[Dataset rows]
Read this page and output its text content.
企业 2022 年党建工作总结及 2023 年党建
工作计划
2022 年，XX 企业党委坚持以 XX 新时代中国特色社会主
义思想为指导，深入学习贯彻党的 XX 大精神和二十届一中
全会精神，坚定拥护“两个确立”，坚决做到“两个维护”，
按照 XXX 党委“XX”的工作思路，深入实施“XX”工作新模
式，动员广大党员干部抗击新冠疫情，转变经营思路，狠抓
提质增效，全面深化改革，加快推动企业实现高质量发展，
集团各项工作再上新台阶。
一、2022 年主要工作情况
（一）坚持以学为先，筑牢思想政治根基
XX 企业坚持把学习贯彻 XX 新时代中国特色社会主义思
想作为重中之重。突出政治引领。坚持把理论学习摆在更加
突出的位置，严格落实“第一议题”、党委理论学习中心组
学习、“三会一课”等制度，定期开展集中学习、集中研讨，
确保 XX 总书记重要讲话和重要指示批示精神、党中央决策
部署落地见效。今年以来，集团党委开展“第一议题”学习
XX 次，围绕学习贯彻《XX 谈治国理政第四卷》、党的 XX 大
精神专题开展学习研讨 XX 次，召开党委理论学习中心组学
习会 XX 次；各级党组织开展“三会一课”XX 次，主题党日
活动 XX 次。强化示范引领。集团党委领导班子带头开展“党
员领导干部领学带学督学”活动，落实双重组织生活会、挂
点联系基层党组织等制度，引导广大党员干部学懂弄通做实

> [Objective]: Recopy the entries above in their entirety, exactly.

> [Finished answer]:
Read this page and output its text content.
企业 2022 年党建工作总结及 2023 年党建
工作计划
2022 年，XX 企业党委坚持以 XX 新时代中国特色社会主
义思想为指导，深入学习贯彻党的 XX 大精神和二十届一中
全会精神，坚定拥护“两个确立”，坚决做到“两个维护”，
按照 XXX 党委“XX”的工作思路，深入实施“XX”工作新模
式，动员广大党员干部抗击新冠疫情，转变经营思路，狠抓
提质增效，全面深化改革，加快推动企业实现高质量发展，
集团各项工作再上新台阶。
一、2022 年主要工作情况
（一）坚持以学为先，筑牢思想政治根基
XX 企业坚持把学习贯彻 XX 新时代中国特色社会主义思
想作为重中之重。突出政治引领。坚持把理论学习摆在更加
突出的位置，严格落实“第一议题”、党委理论学习中心组
学习、“三会一课”等制度，定期开展集中学习、集中研讨，
确保 XX 总书记重要讲话和重要指示批示精神、党中央决策
部署落地见效。今年以来，集团党委开展“第一议题”学习
XX 次，围绕学习贯彻《XX 谈治国理政第四卷》、党的 XX 大
精神专题开展学习研讨 XX 次，召开党委理论学习中心组学
习会 XX 次；各级党组织开展“三会一课”XX 次，主题党日
活动 XX 次。强化示范引领。集团党委领导班子带头开展“党
员领导干部领学带学督学”活动，落实双重组织生活会、挂
点联系基层党组织等制度，引导广大党员干部学懂弄通做实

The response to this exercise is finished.